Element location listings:
========================================================================
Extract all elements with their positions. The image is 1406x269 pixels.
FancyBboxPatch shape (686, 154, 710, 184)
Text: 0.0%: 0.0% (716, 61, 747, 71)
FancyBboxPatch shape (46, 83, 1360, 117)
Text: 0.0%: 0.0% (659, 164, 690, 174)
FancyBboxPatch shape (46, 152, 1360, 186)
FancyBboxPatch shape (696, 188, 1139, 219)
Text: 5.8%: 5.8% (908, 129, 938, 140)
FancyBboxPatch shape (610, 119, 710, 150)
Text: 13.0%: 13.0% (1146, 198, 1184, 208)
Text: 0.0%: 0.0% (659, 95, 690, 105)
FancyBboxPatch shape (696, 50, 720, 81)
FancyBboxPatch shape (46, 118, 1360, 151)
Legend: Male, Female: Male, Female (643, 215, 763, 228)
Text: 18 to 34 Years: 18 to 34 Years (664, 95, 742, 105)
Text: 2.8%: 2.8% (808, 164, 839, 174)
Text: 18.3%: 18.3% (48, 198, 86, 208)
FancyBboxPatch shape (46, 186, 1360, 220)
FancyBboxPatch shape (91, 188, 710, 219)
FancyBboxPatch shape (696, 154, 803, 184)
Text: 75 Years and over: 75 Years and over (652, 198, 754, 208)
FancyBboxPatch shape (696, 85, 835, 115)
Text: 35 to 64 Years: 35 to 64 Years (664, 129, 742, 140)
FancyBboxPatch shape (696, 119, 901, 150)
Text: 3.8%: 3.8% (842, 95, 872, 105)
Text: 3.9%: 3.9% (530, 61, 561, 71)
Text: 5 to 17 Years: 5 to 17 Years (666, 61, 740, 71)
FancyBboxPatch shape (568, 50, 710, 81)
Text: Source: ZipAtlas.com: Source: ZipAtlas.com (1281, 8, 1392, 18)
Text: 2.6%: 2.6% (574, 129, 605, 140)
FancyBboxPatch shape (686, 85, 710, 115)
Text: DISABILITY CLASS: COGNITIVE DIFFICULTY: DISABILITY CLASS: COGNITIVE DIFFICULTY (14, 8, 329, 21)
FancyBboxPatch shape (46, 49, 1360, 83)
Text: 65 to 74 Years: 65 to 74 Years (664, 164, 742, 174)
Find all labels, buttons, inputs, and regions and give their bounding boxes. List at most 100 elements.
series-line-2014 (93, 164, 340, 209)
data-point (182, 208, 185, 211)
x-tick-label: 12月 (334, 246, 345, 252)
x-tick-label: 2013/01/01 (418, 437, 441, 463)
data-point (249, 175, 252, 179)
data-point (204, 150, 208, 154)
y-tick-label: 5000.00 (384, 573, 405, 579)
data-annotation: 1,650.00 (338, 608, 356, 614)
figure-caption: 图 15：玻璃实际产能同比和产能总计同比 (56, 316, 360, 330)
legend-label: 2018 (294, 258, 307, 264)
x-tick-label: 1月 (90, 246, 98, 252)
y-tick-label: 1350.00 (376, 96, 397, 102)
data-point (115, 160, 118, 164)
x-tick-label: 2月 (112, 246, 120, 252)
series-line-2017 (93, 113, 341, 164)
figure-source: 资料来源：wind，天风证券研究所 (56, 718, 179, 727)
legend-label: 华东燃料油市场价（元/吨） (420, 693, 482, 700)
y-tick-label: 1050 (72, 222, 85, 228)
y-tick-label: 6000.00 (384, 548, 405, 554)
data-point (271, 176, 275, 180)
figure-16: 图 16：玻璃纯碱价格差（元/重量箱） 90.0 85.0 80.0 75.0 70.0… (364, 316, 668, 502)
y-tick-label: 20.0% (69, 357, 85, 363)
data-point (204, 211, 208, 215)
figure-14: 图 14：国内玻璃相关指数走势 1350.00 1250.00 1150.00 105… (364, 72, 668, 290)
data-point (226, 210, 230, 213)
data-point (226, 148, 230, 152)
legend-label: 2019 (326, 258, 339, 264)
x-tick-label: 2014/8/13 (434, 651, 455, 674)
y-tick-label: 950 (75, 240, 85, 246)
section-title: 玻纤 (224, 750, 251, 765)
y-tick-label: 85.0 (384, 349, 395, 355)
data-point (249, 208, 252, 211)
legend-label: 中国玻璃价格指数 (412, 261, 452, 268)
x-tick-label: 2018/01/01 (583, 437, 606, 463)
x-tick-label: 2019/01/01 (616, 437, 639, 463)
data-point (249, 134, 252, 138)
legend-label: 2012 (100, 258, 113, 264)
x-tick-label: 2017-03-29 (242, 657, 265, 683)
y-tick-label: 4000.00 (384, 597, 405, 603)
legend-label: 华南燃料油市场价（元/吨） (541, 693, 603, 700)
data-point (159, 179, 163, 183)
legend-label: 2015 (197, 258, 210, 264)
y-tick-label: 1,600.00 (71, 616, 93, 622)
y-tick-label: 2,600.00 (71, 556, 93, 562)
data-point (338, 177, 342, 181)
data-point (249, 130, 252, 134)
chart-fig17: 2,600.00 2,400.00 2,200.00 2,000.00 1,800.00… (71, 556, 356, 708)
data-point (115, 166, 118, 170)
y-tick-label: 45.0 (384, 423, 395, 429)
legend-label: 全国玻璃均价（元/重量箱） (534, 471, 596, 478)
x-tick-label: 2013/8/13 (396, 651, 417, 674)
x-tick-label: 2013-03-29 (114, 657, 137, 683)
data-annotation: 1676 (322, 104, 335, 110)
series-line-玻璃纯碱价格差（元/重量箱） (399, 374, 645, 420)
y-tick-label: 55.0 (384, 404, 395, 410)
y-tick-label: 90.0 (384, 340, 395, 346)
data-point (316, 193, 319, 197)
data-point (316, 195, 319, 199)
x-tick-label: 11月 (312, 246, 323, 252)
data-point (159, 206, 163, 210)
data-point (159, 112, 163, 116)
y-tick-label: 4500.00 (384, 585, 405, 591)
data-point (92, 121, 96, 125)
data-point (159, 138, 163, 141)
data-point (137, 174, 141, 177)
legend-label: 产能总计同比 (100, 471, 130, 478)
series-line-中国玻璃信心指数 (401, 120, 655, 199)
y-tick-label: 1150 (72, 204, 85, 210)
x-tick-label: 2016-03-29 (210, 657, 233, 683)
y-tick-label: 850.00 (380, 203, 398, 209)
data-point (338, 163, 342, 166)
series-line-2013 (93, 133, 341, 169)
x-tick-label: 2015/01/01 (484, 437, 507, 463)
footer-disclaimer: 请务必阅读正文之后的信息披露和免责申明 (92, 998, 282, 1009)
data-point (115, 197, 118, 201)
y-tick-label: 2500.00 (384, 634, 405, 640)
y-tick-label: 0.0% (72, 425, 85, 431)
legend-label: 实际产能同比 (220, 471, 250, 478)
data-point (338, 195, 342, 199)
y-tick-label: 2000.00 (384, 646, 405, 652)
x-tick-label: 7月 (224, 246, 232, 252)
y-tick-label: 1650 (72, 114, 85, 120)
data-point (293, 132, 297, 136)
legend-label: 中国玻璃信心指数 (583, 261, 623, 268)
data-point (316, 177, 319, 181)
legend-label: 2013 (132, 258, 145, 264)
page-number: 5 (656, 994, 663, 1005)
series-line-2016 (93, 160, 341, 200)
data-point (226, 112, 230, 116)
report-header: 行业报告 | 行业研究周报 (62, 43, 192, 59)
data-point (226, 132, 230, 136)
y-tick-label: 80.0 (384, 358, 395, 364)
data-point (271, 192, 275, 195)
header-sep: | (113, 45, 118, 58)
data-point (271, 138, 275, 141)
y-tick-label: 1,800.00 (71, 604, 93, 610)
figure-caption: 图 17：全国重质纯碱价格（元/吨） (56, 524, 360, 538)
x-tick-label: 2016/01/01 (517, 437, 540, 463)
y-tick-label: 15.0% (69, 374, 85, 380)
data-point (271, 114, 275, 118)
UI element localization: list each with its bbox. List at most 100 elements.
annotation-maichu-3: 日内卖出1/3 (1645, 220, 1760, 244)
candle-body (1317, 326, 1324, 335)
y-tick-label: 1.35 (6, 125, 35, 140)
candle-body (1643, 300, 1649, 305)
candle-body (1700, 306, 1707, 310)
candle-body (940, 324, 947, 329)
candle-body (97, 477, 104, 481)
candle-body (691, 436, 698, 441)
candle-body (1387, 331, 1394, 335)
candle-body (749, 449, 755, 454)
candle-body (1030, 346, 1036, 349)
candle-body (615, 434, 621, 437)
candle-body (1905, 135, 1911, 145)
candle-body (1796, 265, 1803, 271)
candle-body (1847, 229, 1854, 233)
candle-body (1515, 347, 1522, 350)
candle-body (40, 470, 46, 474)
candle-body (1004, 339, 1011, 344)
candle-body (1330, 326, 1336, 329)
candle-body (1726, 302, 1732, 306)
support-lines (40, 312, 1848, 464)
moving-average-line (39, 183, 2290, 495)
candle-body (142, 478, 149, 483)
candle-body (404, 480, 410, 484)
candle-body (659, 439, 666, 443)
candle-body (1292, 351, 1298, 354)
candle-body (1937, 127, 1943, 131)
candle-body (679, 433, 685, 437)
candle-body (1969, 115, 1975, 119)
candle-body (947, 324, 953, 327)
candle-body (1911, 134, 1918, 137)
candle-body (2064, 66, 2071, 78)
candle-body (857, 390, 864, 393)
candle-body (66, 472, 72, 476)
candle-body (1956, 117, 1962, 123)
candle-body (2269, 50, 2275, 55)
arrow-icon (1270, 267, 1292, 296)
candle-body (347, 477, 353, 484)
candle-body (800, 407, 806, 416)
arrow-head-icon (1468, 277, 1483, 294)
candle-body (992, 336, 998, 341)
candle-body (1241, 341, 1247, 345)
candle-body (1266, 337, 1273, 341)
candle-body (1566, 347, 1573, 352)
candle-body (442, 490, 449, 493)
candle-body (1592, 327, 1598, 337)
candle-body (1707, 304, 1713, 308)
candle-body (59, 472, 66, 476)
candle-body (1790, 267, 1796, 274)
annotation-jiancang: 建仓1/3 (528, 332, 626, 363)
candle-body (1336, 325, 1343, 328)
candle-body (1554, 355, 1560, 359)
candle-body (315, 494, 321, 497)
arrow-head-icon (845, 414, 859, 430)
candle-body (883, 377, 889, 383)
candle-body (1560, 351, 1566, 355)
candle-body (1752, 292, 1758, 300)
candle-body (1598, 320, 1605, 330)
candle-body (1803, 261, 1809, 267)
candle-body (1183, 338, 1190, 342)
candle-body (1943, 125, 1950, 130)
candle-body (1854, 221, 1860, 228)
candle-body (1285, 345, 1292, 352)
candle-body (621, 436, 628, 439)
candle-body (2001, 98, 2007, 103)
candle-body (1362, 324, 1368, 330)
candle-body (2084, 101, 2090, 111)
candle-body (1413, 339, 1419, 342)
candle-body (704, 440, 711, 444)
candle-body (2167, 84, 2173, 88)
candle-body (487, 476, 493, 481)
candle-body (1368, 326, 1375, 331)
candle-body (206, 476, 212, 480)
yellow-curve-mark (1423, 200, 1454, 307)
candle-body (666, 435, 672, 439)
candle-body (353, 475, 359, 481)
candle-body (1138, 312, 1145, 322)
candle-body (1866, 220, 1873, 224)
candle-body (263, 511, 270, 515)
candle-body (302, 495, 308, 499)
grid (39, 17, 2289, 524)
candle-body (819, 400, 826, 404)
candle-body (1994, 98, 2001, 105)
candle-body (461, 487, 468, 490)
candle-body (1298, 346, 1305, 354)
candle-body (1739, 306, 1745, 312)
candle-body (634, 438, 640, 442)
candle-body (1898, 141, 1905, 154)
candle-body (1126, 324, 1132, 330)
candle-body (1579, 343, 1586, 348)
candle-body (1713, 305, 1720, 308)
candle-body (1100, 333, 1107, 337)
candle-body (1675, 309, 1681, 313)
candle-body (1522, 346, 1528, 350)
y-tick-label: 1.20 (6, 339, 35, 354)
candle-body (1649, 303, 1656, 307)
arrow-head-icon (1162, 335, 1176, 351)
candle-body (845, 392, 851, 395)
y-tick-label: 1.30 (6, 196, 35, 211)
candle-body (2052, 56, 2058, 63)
========================================================================
INSTRUCTIONS FOR THE TASK:
Starting from the first line, copy each line up to and including the one that contains "data-point (182, 208, 185, 211)", swapping "FancyBboxPatch shape" for "rounded box" everywhere it appears and changing nothing else.

TASK SOLUTION:
Extract all elements with their positions. The image is 1406x269 pixels.
rounded box (686, 154, 710, 184)
Text: 0.0%: 0.0% (716, 61, 747, 71)
rounded box (46, 83, 1360, 117)
Text: 0.0%: 0.0% (659, 164, 690, 174)
rounded box (46, 152, 1360, 186)
rounded box (696, 188, 1139, 219)
Text: 5.8%: 5.8% (908, 129, 938, 140)
rounded box (610, 119, 710, 150)
Text: 13.0%: 13.0% (1146, 198, 1184, 208)
Text: 0.0%: 0.0% (659, 95, 690, 105)
rounded box (696, 50, 720, 81)
rounded box (46, 118, 1360, 151)
Legend: Male, Female: Male, Female (643, 215, 763, 228)
Text: 18 to 34 Years: 18 to 34 Years (664, 95, 742, 105)
Text: 2.8%: 2.8% (808, 164, 839, 174)
Text: 18.3%: 18.3% (48, 198, 86, 208)
rounded box (46, 186, 1360, 220)
rounded box (91, 188, 710, 219)
rounded box (696, 154, 803, 184)
Text: 75 Years and over: 75 Years and over (652, 198, 754, 208)
rounded box (696, 85, 835, 115)
Text: 35 to 64 Years: 35 to 64 Years (664, 129, 742, 140)
rounded box (696, 119, 901, 150)
Text: 3.8%: 3.8% (842, 95, 872, 105)
Text: 3.9%: 3.9% (530, 61, 561, 71)
Text: 5 to 17 Years: 5 to 17 Years (666, 61, 740, 71)
rounded box (568, 50, 710, 81)
Text: Source: ZipAtlas.com: Source: ZipAtlas.com (1281, 8, 1392, 18)
Text: 2.6%: 2.6% (574, 129, 605, 140)
rounded box (686, 85, 710, 115)
Text: DISABILITY CLASS: COGNITIVE DIFFICULTY: DISABILITY CLASS: COGNITIVE DIFFICULTY (14, 8, 329, 21)
rounded box (46, 49, 1360, 83)
Text: 65 to 74 Years: 65 to 74 Years (664, 164, 742, 174)
Find all labels, buttons, inputs, and regions and give their bounding boxes. List at most 100 elements.
series-line-2014 (93, 164, 340, 209)
data-point (182, 208, 185, 211)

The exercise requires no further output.